A company claiming trade-secret misappropriation must show that it took reasonable measures to keep secret its information. The U.S. Court of Appeals for the Second Circuit’s recent decision in Turret Labs USA, Inc. v. CargoSprint, LLC, No. 21-952, 2022 WL 701161 (2d Cir. Mar. 9, 2022), confirms that licensing terms can directly affect the reasonable-measures analysis.
Turret Labs USA, Inc., licensed its software under an agreement that authorized the licensee to give access to other users. CargoSprint—a third party without a license—gained access to the software. Turret Labs sued CargoSprint and its CEO, alleging that they improperly accessed the software, reverse-engineered it, and created their own competing product. Turret Labs asserted federal and common-law misappropriation claims.
The Second Circuit held that, because Turret Labs’ license authorized non-licensees to access the software, Turret Labs had not taken reasonable measures to protect its trade secrets, and the court affirmed dismissal of the claims. “[W]here an alleged trade secret consists primarily, if not entirely, of a computer software’s functionality—functionality that is made apparent to all users of the program—the reasonableness analysis will often focus on who is given access, and on the importance of confidentiality and nondisclosure agreements to maintaining secrecy.”
◆ ◆ ◆ ◆
* PROBLEMS AND TASKS:
[1] Please return the part of the trade-secret article above between "Turret Labs USA, Inc., licensed" and "common-law misappropriation claims.", inclusive, word for word.
[2] According to the trade-secret article above, what claims did Turret Labs assert against CargoSprint?
◆ ◆ ◆ ◆
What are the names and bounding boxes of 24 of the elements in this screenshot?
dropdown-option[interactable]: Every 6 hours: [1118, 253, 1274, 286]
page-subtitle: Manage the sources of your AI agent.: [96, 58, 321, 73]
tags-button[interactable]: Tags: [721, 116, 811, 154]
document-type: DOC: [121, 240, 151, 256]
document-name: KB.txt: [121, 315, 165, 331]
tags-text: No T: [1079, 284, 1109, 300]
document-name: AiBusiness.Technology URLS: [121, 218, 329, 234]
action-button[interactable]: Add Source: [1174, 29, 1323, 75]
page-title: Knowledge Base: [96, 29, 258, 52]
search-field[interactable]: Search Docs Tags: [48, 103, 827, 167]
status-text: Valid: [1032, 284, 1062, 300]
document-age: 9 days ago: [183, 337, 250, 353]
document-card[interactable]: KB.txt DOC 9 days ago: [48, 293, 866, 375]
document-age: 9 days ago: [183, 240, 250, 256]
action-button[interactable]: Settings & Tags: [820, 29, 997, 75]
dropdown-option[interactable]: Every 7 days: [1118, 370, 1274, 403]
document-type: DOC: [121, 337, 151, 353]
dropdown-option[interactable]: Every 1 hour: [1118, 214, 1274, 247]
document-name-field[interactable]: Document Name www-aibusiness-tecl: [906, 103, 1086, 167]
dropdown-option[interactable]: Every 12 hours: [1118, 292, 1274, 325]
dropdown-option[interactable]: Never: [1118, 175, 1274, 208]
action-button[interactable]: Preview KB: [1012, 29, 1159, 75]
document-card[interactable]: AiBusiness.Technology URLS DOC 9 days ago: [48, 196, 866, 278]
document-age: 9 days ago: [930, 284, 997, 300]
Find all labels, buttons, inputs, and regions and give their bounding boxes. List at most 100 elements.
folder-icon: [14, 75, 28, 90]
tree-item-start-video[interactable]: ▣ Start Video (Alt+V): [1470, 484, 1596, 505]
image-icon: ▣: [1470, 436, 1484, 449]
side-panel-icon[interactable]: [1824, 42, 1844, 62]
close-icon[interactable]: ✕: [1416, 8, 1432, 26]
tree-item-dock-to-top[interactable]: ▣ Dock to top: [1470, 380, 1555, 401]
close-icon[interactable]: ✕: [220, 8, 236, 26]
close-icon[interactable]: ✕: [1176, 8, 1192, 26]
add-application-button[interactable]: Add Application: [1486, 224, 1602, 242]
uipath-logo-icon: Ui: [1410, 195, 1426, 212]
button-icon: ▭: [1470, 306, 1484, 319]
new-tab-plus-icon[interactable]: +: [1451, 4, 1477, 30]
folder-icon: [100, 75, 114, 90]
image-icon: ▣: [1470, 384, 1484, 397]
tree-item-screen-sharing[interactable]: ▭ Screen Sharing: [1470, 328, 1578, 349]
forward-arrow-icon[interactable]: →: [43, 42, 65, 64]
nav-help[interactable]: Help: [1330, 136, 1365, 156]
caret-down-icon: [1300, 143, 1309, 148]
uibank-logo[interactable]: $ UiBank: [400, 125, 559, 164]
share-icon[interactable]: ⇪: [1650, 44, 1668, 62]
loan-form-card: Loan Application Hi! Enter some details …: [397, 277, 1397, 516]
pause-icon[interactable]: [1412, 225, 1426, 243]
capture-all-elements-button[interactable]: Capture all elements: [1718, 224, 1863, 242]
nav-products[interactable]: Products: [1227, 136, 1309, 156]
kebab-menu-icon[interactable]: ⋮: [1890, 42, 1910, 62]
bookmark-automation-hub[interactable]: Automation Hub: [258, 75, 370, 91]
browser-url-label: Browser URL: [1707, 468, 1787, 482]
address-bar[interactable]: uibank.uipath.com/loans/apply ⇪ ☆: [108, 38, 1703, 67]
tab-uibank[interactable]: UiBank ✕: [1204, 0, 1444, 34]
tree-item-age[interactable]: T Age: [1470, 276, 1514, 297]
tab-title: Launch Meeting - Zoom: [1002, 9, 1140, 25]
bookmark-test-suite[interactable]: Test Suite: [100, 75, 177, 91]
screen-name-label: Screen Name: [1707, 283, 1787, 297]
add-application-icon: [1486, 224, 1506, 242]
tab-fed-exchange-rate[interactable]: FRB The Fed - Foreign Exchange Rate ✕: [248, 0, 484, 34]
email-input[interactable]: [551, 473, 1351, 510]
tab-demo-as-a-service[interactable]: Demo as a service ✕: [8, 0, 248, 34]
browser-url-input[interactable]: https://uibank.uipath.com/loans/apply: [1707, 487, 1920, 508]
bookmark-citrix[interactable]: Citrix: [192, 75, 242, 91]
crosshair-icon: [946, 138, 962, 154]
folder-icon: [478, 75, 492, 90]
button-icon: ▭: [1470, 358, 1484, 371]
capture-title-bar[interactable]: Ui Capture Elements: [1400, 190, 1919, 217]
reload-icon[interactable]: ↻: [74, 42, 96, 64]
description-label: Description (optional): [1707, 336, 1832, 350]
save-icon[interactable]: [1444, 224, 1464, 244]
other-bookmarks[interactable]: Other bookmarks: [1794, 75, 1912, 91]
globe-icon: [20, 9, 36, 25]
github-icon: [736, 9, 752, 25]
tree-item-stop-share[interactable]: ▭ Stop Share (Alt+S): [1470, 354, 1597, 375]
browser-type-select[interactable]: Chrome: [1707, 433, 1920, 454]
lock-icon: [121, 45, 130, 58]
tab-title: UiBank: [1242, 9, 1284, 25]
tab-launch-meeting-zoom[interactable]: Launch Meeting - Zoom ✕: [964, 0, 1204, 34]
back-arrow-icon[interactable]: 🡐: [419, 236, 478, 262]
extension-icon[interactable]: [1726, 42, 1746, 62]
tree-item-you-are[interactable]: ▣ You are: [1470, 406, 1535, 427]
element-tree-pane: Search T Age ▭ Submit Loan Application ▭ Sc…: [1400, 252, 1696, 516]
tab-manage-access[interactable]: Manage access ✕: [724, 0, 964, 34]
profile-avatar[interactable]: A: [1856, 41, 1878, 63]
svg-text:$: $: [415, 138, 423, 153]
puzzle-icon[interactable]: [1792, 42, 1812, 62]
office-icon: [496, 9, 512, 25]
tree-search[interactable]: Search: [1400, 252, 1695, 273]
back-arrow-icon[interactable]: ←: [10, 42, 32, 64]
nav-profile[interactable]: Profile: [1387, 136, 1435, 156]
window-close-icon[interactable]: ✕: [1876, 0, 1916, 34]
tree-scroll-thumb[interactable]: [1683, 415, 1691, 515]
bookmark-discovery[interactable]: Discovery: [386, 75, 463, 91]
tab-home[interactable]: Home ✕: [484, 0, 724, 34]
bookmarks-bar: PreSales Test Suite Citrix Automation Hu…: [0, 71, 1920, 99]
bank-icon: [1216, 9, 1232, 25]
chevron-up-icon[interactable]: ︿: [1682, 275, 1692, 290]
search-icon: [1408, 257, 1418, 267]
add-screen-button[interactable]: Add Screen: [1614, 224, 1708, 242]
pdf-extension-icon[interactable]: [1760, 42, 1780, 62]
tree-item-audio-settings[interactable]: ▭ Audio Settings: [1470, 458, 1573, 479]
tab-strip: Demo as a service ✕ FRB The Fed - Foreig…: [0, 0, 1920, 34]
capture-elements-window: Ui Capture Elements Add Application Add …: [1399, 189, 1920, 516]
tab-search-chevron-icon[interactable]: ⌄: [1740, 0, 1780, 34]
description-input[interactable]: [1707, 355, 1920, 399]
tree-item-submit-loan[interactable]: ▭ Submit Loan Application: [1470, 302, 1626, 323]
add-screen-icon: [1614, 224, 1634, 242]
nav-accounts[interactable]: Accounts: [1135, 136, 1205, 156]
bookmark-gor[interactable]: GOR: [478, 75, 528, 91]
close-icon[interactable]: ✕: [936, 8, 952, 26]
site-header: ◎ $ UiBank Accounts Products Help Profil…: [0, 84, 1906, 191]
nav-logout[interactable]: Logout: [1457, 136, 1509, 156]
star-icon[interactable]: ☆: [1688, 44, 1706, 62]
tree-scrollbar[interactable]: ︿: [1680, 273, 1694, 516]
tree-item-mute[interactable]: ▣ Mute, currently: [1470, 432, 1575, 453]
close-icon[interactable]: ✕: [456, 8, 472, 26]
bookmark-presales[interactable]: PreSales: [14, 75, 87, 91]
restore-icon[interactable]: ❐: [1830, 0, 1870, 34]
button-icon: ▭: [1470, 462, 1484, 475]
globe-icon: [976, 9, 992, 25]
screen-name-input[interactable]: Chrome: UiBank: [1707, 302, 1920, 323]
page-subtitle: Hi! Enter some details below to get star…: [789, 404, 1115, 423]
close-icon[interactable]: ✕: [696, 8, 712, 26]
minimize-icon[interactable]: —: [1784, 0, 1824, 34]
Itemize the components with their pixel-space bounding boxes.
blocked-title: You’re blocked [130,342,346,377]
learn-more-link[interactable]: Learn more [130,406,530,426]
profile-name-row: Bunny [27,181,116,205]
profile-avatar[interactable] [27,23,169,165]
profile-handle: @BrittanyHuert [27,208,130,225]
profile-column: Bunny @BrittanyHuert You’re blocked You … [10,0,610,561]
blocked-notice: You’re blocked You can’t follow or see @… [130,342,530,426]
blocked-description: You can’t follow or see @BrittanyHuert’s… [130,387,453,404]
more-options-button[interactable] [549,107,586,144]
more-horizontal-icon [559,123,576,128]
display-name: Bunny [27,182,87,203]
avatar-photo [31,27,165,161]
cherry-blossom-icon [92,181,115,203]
◆ ◆ ◆ ◆
* ANSWER LIST:
[1]
Turret Labs USA, Inc., licensed its software under an agreement that authorized the licensee to give access to other users. CargoSprint—a third party without a license—gained access to the software. Turret Labs sued CargoSprint and its CEO, alleging that they improperly accessed the software, reverse-engineered it, and created their own competing product. Turret Labs asserted federal and common-law misappropriation claims.

[2] Federal and common-law misappropriation claims.